Items from a data source
begin

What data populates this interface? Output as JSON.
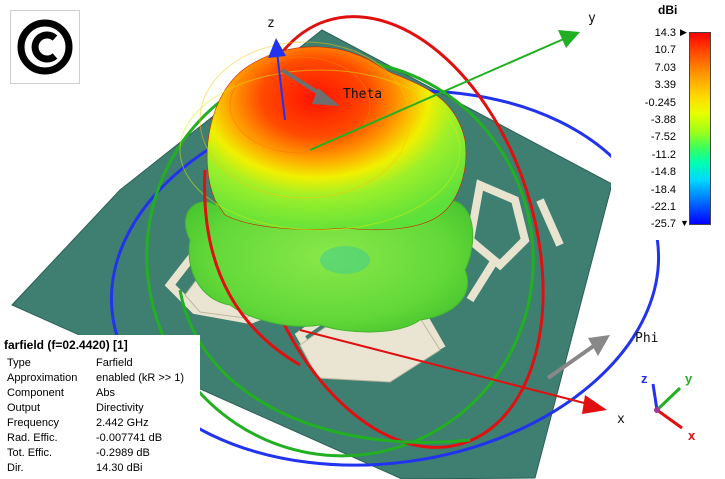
{
  "scene": {
    "axis_labels": {
      "x": "x",
      "y": "y",
      "z": "z",
      "theta": "Theta",
      "phi": "Phi"
    },
    "colors": {
      "background": "#ffffff",
      "substrate": "#3e7f72",
      "patch_outline": "#e8e4cf",
      "pattern_peak": "#ff1a00",
      "pattern_base": "#7de03a",
      "ring_red": "#e01010",
      "ring_green": "#22b022",
      "ring_blue": "#2233ee",
      "theta_arrow": "#6f6f6f",
      "phi_arrow": "#888888"
    }
  },
  "orientation_triad": {
    "x": "x",
    "y": "y",
    "z": "z"
  },
  "logo": {
    "icon": "copyright-c-logo"
  },
  "colorbar": {
    "unit": "dBi",
    "ticks": [
      "14.3",
      "10.7",
      "7.03",
      "3.39",
      "-0.245",
      "-3.88",
      "-7.52",
      "-11.2",
      "-14.8",
      "-18.4",
      "-22.1",
      "-25.7"
    ],
    "max": 14.3,
    "min": -25.7
  },
  "info": {
    "title": "farfield (f=02.4420) [1]",
    "rows": [
      {
        "label": "Type",
        "value": "Farfield"
      },
      {
        "label": "Approximation",
        "value": "enabled (kR >> 1)"
      },
      {
        "label": "Component",
        "value": "Abs"
      },
      {
        "label": "Output",
        "value": "Directivity"
      },
      {
        "label": "Frequency",
        "value": "2.442 GHz"
      },
      {
        "label": "Rad. Effic.",
        "value": "-0.007741 dB"
      },
      {
        "label": "Tot. Effic.",
        "value": "-0.2989 dB"
      },
      {
        "label": "Dir.",
        "value": "14.30 dBi"
      }
    ]
  }
}
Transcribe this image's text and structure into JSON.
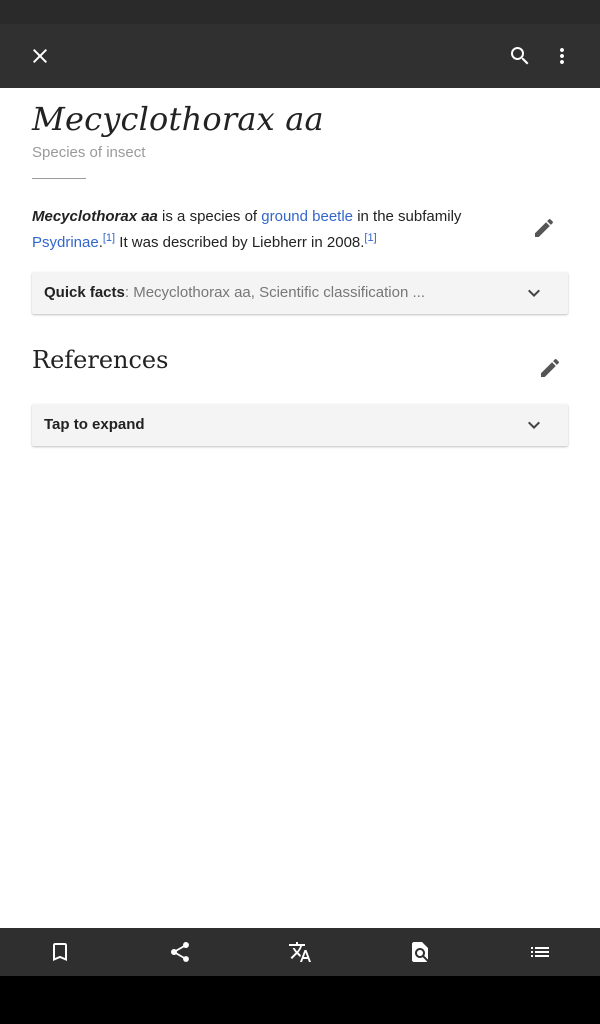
{
  "toolbar": {
    "close_icon": "close-icon",
    "search_icon": "search-icon",
    "more_icon": "more-vert-icon"
  },
  "article": {
    "title": "Mecyclothorax aa",
    "subtitle": "Species of insect",
    "lead": {
      "bold_name": "Mecyclothorax aa",
      "text1": " is a species of ",
      "link1": "ground beetle",
      "text2": " in the subfamily ",
      "link2": "Psydrinae",
      "text3": ".",
      "ref1": "[1]",
      "text4": " It was described by Liebherr in 2008.",
      "ref2": "[1]"
    }
  },
  "quick_facts": {
    "label": "Quick facts",
    "summary": ": Mecyclothorax aa, Scientific classification ..."
  },
  "references": {
    "title": "References",
    "expand_label": "Tap to expand"
  },
  "bottom_bar": {
    "icons": [
      "bookmark-icon",
      "share-icon",
      "translate-icon",
      "find-in-page-icon",
      "table-of-contents-icon"
    ]
  },
  "colors": {
    "toolbar_bg": "#303030",
    "link": "#3366cc"
  }
}
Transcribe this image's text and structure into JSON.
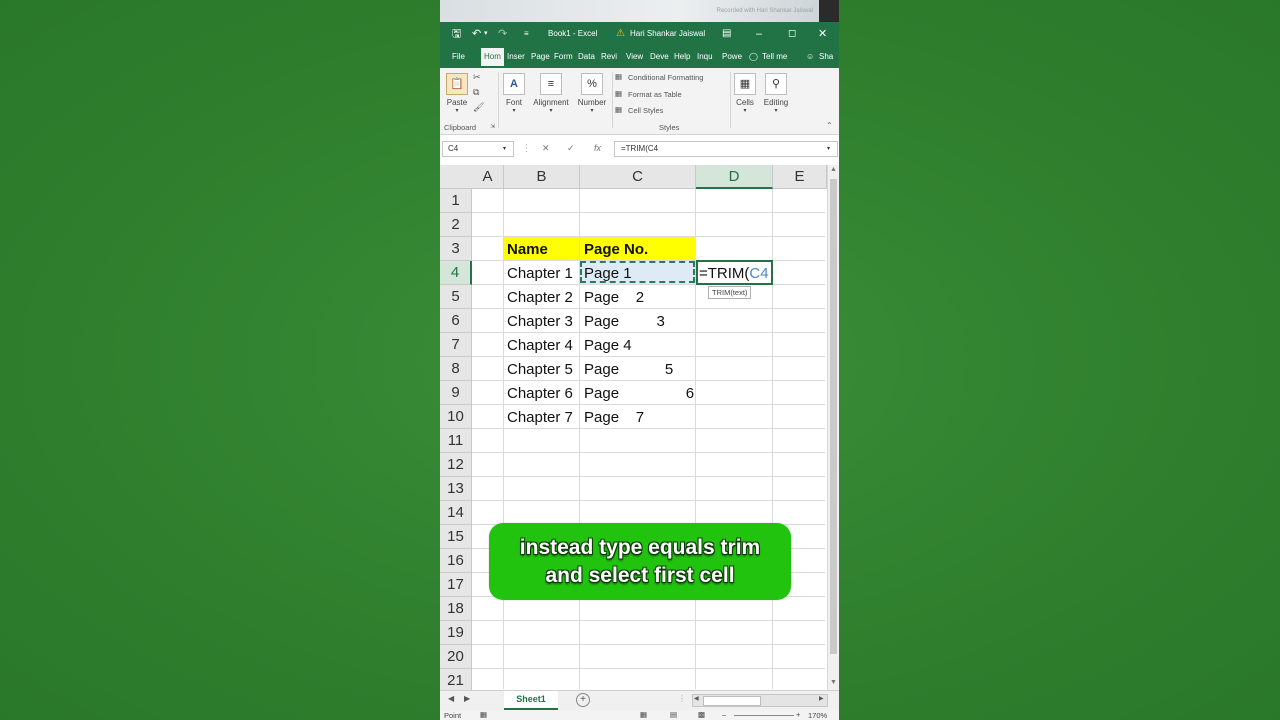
{
  "window": {
    "workbook_title": "Book1  -  Excel",
    "user_name": "Hari Shankar Jaiswal",
    "watermark": "Recorded with Hari Shankar Jaiswal"
  },
  "ribbon": {
    "tabs": [
      "File",
      "Hom",
      "Inser",
      "Page",
      "Form",
      "Data",
      "Revi",
      "View",
      "Deve",
      "Help",
      "Inqu",
      "Powe",
      "Tell me",
      "Sha"
    ],
    "active_tab": "Hom",
    "paste_label": "Paste",
    "clipboard_label": "Clipboard",
    "font_label": "Font",
    "alignment_label": "Alignment",
    "number_label": "Number",
    "conditional_formatting": "Conditional Formatting",
    "format_as_table": "Format as Table",
    "cell_styles": "Cell Styles",
    "styles_label": "Styles",
    "cells_label": "Cells",
    "editing_label": "Editing"
  },
  "formula_bar": {
    "name_box": "C4",
    "formula": "=TRIM(C4"
  },
  "grid": {
    "columns": [
      "A",
      "B",
      "C",
      "D",
      "E"
    ],
    "selected_column": "D",
    "rows": [
      "1",
      "2",
      "3",
      "4",
      "5",
      "6",
      "7",
      "8",
      "9",
      "10",
      "11",
      "12",
      "13",
      "14",
      "15",
      "16",
      "17",
      "18",
      "19",
      "20",
      "21"
    ],
    "selected_row": "4",
    "header_name": "Name",
    "header_page": "Page No.",
    "b_values": [
      "Chapter 1",
      "Chapter 2",
      "Chapter 3",
      "Chapter 4",
      "Chapter 5",
      "Chapter 6",
      "Chapter 7"
    ],
    "c_values": [
      "Page 1",
      "Page    2",
      "Page         3",
      "Page 4",
      "Page           5",
      "Page                6",
      "Page    7"
    ],
    "active_cell_prefix": "=TRIM(",
    "active_cell_ref": "C4",
    "function_tooltip": "TRIM(text)"
  },
  "sheets": {
    "tab_name": "Sheet1"
  },
  "status": {
    "mode": "Point",
    "zoom": "170%"
  },
  "caption": {
    "line1": "instead type equals trim",
    "line2": "and select first cell"
  },
  "colors": {
    "excel_green": "#217346",
    "header_fill": "#ffff00",
    "caption_bg": "#22c30f",
    "background": "#2f7f2e"
  }
}
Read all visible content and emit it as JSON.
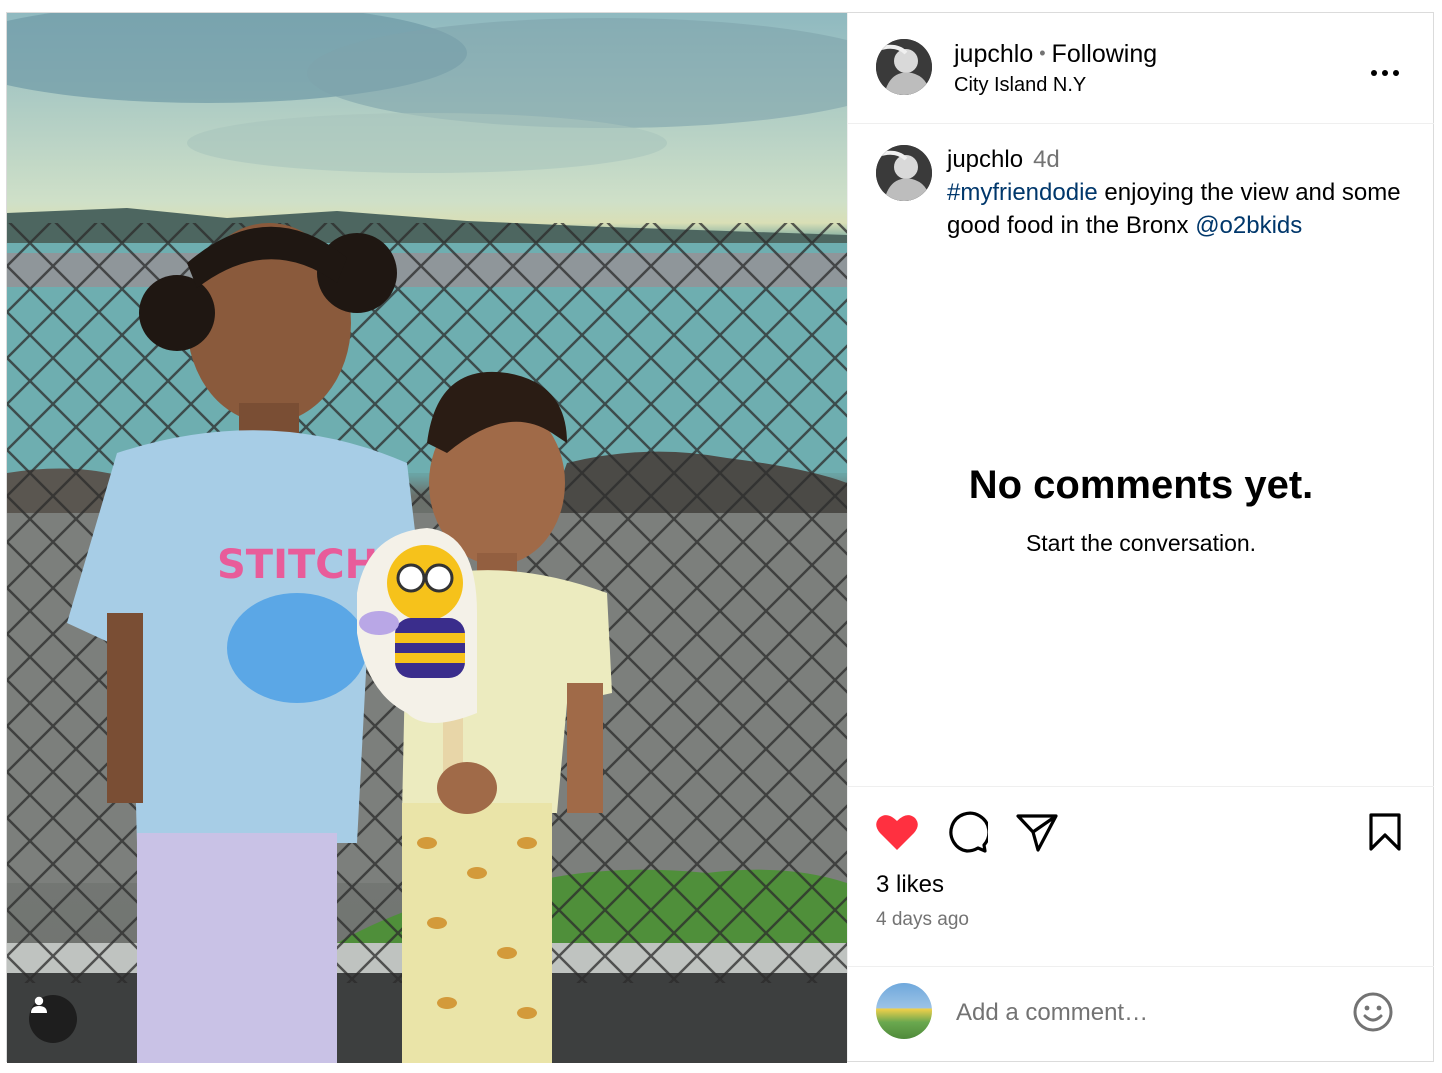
{
  "post": {
    "username": "jupchlo",
    "follow_status": "Following",
    "location": "City Island N.Y",
    "caption": {
      "username": "jupchlo",
      "time": "4d",
      "hashtag": "#myfriendodie",
      "text_mid": " enjoying the view and some good food in the Bronx ",
      "mention": "@o2bkids"
    },
    "empty_comments": {
      "title": "No comments yet.",
      "subtitle": "Start the conversation."
    },
    "likes_text": "3 likes",
    "timestamp": "4 days ago",
    "comment_placeholder": "Add a comment…",
    "liked": true
  },
  "icons": {
    "more": "more-options-icon",
    "like": "heart-icon",
    "comment": "comment-icon",
    "share": "share-icon",
    "save": "bookmark-icon",
    "emoji": "emoji-icon",
    "user_tag": "user-tag-icon"
  },
  "colors": {
    "like_red": "#ff3040",
    "link_blue": "#00376b",
    "secondary_text": "#737373",
    "divider": "#dbdbdb"
  }
}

end

What to produce – Reproduce each line exactly, please, except for any pictures.

Result for this task –
What data populates this interface? Output as JSON.
{
  "scene": {
    "axis_labels": {
      "x": "x",
      "y": "y",
      "z": "z",
      "theta": "Theta",
      "phi": "Phi"
    },
    "colors": {
      "background": "#ffffff",
      "substrate": "#3e7f72",
      "patch_outline": "#e8e4cf",
      "pattern_peak": "#ff1a00",
      "pattern_base": "#7de03a",
      "ring_red": "#e01010",
      "ring_green": "#22b022",
      "ring_blue": "#2233ee",
      "theta_arrow": "#6f6f6f",
      "phi_arrow": "#888888"
    }
  },
  "orientation_triad": {
    "x": "x",
    "y": "y",
    "z": "z"
  },
  "logo": {
    "icon": "copyright-c-logo"
  },
  "colorbar": {
    "unit": "dBi",
    "ticks": [
      "14.3",
      "10.7",
      "7.03",
      "3.39",
      "-0.245",
      "-3.88",
      "-7.52",
      "-11.2",
      "-14.8",
      "-18.4",
      "-22.1",
      "-25.7"
    ],
    "max": 14.3,
    "min": -25.7
  },
  "info": {
    "title": "farfield (f=02.4420) [1]",
    "rows": [
      {
        "label": "Type",
        "value": "Farfield"
      },
      {
        "label": "Approximation",
        "value": "enabled (kR >> 1)"
      },
      {
        "label": "Component",
        "value": "Abs"
      },
      {
        "label": "Output",
        "value": "Directivity"
      },
      {
        "label": "Frequency",
        "value": "2.442 GHz"
      },
      {
        "label": "Rad. Effic.",
        "value": "-0.007741 dB"
      },
      {
        "label": "Tot. Effic.",
        "value": "-0.2989 dB"
      },
      {
        "label": "Dir.",
        "value": "14.30 dBi"
      }
    ]
  }
}
Transcribe this image's text and structure into JSON.
{
  "toolbar": {
    "close_icon": "close-icon",
    "search_icon": "search-icon",
    "more_icon": "more-vert-icon"
  },
  "article": {
    "title": "Mecyclothorax aa",
    "subtitle": "Species of insect",
    "lead": {
      "bold_name": "Mecyclothorax aa",
      "text1": " is a species of ",
      "link1": "ground beetle",
      "text2": " in the subfamily ",
      "link2": "Psydrinae",
      "text3": ".",
      "ref1": "[1]",
      "text4": " It was described by Liebherr in 2008.",
      "ref2": "[1]"
    }
  },
  "quick_facts": {
    "label": "Quick facts",
    "summary": ": Mecyclothorax aa, Scientific classification ..."
  },
  "references": {
    "title": "References",
    "expand_label": "Tap to expand"
  },
  "bottom_bar": {
    "icons": [
      "bookmark-icon",
      "share-icon",
      "translate-icon",
      "find-in-page-icon",
      "table-of-contents-icon"
    ]
  },
  "colors": {
    "toolbar_bg": "#303030",
    "link": "#3366cc"
  }
}
Transcribe this image's text and structure into JSON.
{
  "window": {
    "workbook_title": "Book1  -  Excel",
    "user_name": "Hari Shankar Jaiswal",
    "watermark": "Recorded with Hari Shankar Jaiswal"
  },
  "ribbon": {
    "tabs": [
      "File",
      "Hom",
      "Inser",
      "Page",
      "Form",
      "Data",
      "Revi",
      "View",
      "Deve",
      "Help",
      "Inqu",
      "Powe",
      "Tell me",
      "Sha"
    ],
    "active_tab": "Hom",
    "paste_label": "Paste",
    "clipboard_label": "Clipboard",
    "font_label": "Font",
    "alignment_label": "Alignment",
    "number_label": "Number",
    "conditional_formatting": "Conditional Formatting",
    "format_as_table": "Format as Table",
    "cell_styles": "Cell Styles",
    "styles_label": "Styles",
    "cells_label": "Cells",
    "editing_label": "Editing"
  },
  "formula_bar": {
    "name_box": "C4",
    "formula": "=TRIM(C4"
  },
  "grid": {
    "columns": [
      "A",
      "B",
      "C",
      "D",
      "E"
    ],
    "selected_column": "D",
    "rows": [
      "1",
      "2",
      "3",
      "4",
      "5",
      "6",
      "7",
      "8",
      "9",
      "10",
      "11",
      "12",
      "13",
      "14",
      "15",
      "16",
      "17",
      "18",
      "19",
      "20",
      "21"
    ],
    "selected_row": "4",
    "header_name": "Name",
    "header_page": "Page No.",
    "b_values": [
      "Chapter 1",
      "Chapter 2",
      "Chapter 3",
      "Chapter 4",
      "Chapter 5",
      "Chapter 6",
      "Chapter 7"
    ],
    "c_values": [
      "Page 1",
      "Page    2",
      "Page         3",
      "Page 4",
      "Page           5",
      "Page                6",
      "Page    7"
    ],
    "active_cell_prefix": "=TRIM(",
    "active_cell_ref": "C4",
    "function_tooltip": "TRIM(text)"
  },
  "sheets": {
    "tab_name": "Sheet1"
  },
  "status": {
    "mode": "Point",
    "zoom": "170%"
  },
  "caption": {
    "line1": "instead type equals trim",
    "line2": "and select first cell"
  },
  "colors": {
    "excel_green": "#217346",
    "header_fill": "#ffff00",
    "caption_bg": "#22c30f",
    "background": "#2f7f2e"
  }
}
Read all visible content and emit it as JSON.
{
  "post": {
    "username": "jupchlo",
    "follow_status": "Following",
    "location": "City Island N.Y",
    "caption": {
      "username": "jupchlo",
      "time": "4d",
      "hashtag": "#myfriendodie",
      "text_mid": " enjoying the view and some good food in the Bronx ",
      "mention": "@o2bkids"
    },
    "empty_comments": {
      "title": "No comments yet.",
      "subtitle": "Start the conversation."
    },
    "likes_text": "3 likes",
    "timestamp": "4 days ago",
    "comment_placeholder": "Add a comment…",
    "liked": true
  },
  "icons": {
    "more": "more-options-icon",
    "like": "heart-icon",
    "comment": "comment-icon",
    "share": "share-icon",
    "save": "bookmark-icon",
    "emoji": "emoji-icon",
    "user_tag": "user-tag-icon"
  },
  "colors": {
    "like_red": "#ff3040",
    "link_blue": "#00376b",
    "secondary_text": "#737373",
    "divider": "#dbdbdb"
  }
}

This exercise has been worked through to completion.